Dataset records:
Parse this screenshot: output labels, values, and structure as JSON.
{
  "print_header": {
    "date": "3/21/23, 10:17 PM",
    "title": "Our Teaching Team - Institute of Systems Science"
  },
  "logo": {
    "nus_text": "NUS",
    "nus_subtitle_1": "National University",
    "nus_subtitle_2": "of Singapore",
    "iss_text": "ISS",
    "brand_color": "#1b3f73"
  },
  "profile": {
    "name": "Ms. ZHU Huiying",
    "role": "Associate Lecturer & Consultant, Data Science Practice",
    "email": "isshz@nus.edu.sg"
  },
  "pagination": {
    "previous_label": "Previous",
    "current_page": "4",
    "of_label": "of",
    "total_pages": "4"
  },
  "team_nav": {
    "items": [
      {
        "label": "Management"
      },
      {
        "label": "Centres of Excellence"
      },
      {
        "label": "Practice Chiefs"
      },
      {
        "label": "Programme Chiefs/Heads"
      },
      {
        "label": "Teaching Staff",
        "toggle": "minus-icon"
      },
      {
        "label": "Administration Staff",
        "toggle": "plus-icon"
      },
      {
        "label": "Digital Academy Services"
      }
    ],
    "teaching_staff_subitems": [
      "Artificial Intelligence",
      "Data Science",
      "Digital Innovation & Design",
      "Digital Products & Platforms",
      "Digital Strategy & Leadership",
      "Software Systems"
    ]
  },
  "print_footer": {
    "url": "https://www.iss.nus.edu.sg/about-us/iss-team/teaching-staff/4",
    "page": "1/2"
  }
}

→ WHAT THE TASK REQUIRES
Only a number is wanted here: how many lines in the data above include the string "Science"?

→ OUTPUT BELOW
3